Dataset rows about figures
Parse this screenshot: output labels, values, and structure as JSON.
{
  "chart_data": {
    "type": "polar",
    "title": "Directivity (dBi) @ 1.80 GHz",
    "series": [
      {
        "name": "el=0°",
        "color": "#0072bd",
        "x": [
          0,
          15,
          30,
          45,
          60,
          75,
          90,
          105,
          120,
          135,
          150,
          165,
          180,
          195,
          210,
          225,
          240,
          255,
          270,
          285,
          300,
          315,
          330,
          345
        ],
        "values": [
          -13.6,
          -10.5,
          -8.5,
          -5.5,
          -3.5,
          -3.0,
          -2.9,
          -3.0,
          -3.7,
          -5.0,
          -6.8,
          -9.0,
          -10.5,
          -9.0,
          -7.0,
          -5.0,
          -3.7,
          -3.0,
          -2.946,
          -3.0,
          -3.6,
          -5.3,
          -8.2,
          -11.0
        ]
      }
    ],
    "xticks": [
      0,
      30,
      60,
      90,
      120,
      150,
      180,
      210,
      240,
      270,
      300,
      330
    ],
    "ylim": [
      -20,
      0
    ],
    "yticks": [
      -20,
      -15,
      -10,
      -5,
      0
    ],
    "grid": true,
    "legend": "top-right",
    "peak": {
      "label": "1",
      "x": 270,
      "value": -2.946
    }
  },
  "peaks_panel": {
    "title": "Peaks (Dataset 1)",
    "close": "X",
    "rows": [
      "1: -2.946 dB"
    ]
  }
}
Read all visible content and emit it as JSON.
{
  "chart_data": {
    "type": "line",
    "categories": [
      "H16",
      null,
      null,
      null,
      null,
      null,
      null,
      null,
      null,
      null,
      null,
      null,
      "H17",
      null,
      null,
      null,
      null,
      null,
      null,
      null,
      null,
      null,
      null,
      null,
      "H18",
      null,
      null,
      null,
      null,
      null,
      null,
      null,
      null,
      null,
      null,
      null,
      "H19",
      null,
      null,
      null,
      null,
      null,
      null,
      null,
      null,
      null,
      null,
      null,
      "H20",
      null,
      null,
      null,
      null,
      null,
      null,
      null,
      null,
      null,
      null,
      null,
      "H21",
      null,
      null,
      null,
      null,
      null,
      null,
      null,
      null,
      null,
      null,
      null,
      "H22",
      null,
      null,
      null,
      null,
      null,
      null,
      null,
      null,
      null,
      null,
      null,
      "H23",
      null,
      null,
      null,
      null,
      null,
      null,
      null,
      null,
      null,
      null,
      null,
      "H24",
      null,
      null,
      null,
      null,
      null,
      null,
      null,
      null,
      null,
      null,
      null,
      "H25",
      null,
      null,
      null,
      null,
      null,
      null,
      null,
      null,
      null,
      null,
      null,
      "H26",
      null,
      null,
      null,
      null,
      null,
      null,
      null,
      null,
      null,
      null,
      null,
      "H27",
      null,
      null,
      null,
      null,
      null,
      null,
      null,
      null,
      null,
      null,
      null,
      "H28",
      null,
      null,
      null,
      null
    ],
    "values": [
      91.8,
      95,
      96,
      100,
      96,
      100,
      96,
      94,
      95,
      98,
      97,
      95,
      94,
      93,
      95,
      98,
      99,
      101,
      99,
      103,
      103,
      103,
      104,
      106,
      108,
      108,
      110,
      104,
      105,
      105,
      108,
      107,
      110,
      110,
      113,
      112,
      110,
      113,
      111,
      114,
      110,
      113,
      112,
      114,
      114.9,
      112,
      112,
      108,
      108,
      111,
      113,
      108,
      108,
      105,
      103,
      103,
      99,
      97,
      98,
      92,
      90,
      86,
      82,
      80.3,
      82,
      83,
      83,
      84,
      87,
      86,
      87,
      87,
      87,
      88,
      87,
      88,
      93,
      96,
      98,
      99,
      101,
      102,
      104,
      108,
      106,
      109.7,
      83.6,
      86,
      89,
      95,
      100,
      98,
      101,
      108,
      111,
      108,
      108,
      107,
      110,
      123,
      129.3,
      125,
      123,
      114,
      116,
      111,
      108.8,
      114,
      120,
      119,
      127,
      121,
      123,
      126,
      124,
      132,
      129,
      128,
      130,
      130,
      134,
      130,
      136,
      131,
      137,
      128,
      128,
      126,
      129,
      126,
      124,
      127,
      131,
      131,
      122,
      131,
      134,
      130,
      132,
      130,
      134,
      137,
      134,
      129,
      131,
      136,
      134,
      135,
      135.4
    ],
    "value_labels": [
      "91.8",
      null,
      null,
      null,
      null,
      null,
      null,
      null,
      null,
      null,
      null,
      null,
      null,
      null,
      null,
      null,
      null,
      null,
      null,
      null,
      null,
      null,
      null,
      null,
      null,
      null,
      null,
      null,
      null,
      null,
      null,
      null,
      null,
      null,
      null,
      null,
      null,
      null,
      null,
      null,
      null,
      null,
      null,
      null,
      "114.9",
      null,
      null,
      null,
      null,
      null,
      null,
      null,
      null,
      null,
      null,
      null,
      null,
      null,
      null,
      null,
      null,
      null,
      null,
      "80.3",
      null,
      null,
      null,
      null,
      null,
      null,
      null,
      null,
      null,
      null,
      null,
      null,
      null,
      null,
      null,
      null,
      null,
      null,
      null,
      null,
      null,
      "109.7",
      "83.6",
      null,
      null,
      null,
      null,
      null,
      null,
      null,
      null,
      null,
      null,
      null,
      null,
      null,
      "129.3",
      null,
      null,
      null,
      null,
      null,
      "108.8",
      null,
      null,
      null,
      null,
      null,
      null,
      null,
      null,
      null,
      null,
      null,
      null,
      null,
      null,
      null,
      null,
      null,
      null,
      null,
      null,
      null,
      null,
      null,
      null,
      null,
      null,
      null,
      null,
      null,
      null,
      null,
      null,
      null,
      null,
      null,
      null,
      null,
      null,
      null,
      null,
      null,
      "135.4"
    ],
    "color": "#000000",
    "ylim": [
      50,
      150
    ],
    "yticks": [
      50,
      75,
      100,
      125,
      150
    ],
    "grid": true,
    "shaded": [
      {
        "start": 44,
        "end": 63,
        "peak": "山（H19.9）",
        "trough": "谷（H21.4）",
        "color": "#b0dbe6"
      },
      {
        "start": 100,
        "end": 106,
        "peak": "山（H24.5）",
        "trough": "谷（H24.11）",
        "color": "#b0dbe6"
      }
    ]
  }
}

■ **Your instructions**:
Repeat all entries. Match them exactly.

■ **Complete output**:
Parse this screenshot: output labels, values, and structure as JSON.
{
  "chart_data": {
    "type": "polar",
    "title": "Directivity (dBi) @ 1.80 GHz",
    "series": [
      {
        "name": "el=0°",
        "color": "#0072bd",
        "x": [
          0,
          15,
          30,
          45,
          60,
          75,
          90,
          105,
          120,
          135,
          150,
          165,
          180,
          195,
          210,
          225,
          240,
          255,
          270,
          285,
          300,
          315,
          330,
          345
        ],
        "values": [
          -13.6,
          -10.5,
          -8.5,
          -5.5,
          -3.5,
          -3.0,
          -2.9,
          -3.0,
          -3.7,
          -5.0,
          -6.8,
          -9.0,
          -10.5,
          -9.0,
          -7.0,
          -5.0,
          -3.7,
          -3.0,
          -2.946,
          -3.0,
          -3.6,
          -5.3,
          -8.2,
          -11.0
        ]
      }
    ],
    "xticks": [
      0,
      30,
      60,
      90,
      120,
      150,
      180,
      210,
      240,
      270,
      300,
      330
    ],
    "ylim": [
      -20,
      0
    ],
    "yticks": [
      -20,
      -15,
      -10,
      -5,
      0
    ],
    "grid": true,
    "legend": "top-right",
    "peak": {
      "label": "1",
      "x": 270,
      "value": -2.946
    }
  },
  "peaks_panel": {
    "title": "Peaks (Dataset 1)",
    "close": "X",
    "rows": [
      "1: -2.946 dB"
    ]
  }
}
Read all visible content and emit it as JSON.
{
  "chart_data": {
    "type": "line",
    "categories": [
      "H16",
      null,
      null,
      null,
      null,
      null,
      null,
      null,
      null,
      null,
      null,
      null,
      "H17",
      null,
      null,
      null,
      null,
      null,
      null,
      null,
      null,
      null,
      null,
      null,
      "H18",
      null,
      null,
      null,
      null,
      null,
      null,
      null,
      null,
      null,
      null,
      null,
      "H19",
      null,
      null,
      null,
      null,
      null,
      null,
      null,
      null,
      null,
      null,
      null,
      "H20",
      null,
      null,
      null,
      null,
      null,
      null,
      null,
      null,
      null,
      null,
      null,
      "H21",
      null,
      null,
      null,
      null,
      null,
      null,
      null,
      null,
      null,
      null,
      null,
      "H22",
      null,
      null,
      null,
      null,
      null,
      null,
      null,
      null,
      null,
      null,
      null,
      "H23",
      null,
      null,
      null,
      null,
      null,
      null,
      null,
      null,
      null,
      null,
      null,
      "H24",
      null,
      null,
      null,
      null,
      null,
      null,
      null,
      null,
      null,
      null,
      null,
      "H25",
      null,
      null,
      null,
      null,
      null,
      null,
      null,
      null,
      null,
      null,
      null,
      "H26",
      null,
      null,
      null,
      null,
      null,
      null,
      null,
      null,
      null,
      null,
      null,
      "H27",
      null,
      null,
      null,
      null,
      null,
      null,
      null,
      null,
      null,
      null,
      null,
      "H28",
      null,
      null,
      null,
      null
    ],
    "values": [
      91.8,
      95,
      96,
      100,
      96,
      100,
      96,
      94,
      95,
      98,
      97,
      95,
      94,
      93,
      95,
      98,
      99,
      101,
      99,
      103,
      103,
      103,
      104,
      106,
      108,
      108,
      110,
      104,
      105,
      105,
      108,
      107,
      110,
      110,
      113,
      112,
      110,
      113,
      111,
      114,
      110,
      113,
      112,
      114,
      114.9,
      112,
      112,
      108,
      108,
      111,
      113,
      108,
      108,
      105,
      103,
      103,
      99,
      97,
      98,
      92,
      90,
      86,
      82,
      80.3,
      82,
      83,
      83,
      84,
      87,
      86,
      87,
      87,
      87,
      88,
      87,
      88,
      93,
      96,
      98,
      99,
      101,
      102,
      104,
      108,
      106,
      109.7,
      83.6,
      86,
      89,
      95,
      100,
      98,
      101,
      108,
      111,
      108,
      108,
      107,
      110,
      123,
      129.3,
      125,
      123,
      114,
      116,
      111,
      108.8,
      114,
      120,
      119,
      127,
      121,
      123,
      126,
      124,
      132,
      129,
      128,
      130,
      130,
      134,
      130,
      136,
      131,
      137,
      128,
      128,
      126,
      129,
      126,
      124,
      127,
      131,
      131,
      122,
      131,
      134,
      130,
      132,
      130,
      134,
      137,
      134,
      129,
      131,
      136,
      134,
      135,
      135.4
    ],
    "value_labels": [
      "91.8",
      null,
      null,
      null,
      null,
      null,
      null,
      null,
      null,
      null,
      null,
      null,
      null,
      null,
      null,
      null,
      null,
      null,
      null,
      null,
      null,
      null,
      null,
      null,
      null,
      null,
      null,
      null,
      null,
      null,
      null,
      null,
      null,
      null,
      null,
      null,
      null,
      null,
      null,
      null,
      null,
      null,
      null,
      null,
      "114.9",
      null,
      null,
      null,
      null,
      null,
      null,
      null,
      null,
      null,
      null,
      null,
      null,
      null,
      null,
      null,
      null,
      null,
      null,
      "80.3",
      null,
      null,
      null,
      null,
      null,
      null,
      null,
      null,
      null,
      null,
      null,
      null,
      null,
      null,
      null,
      null,
      null,
      null,
      null,
      null,
      null,
      "109.7",
      "83.6",
      null,
      null,
      null,
      null,
      null,
      null,
      null,
      null,
      null,
      null,
      null,
      null,
      null,
      "129.3",
      null,
      null,
      null,
      null,
      null,
      "108.8",
      null,
      null,
      null,
      null,
      null,
      null,
      null,
      null,
      null,
      null,
      null,
      null,
      null,
      null,
      null,
      null,
      null,
      null,
      null,
      null,
      null,
      null,
      null,
      null,
      null,
      null,
      null,
      null,
      null,
      null,
      null,
      null,
      null,
      null,
      null,
      null,
      null,
      null,
      null,
      null,
      null,
      "135.4"
    ],
    "color": "#000000",
    "ylim": [
      50,
      150
    ],
    "yticks": [
      50,
      75,
      100,
      125,
      150
    ],
    "grid": true,
    "shaded": [
      {
        "start": 44,
        "end": 63,
        "peak": "山（H19.9）",
        "trough": "谷（H21.4）",
        "color": "#b0dbe6"
      },
      {
        "start": 100,
        "end": 106,
        "peak": "山（H24.5）",
        "trough": "谷（H24.11）",
        "color": "#b0dbe6"
      }
    ]
  }
}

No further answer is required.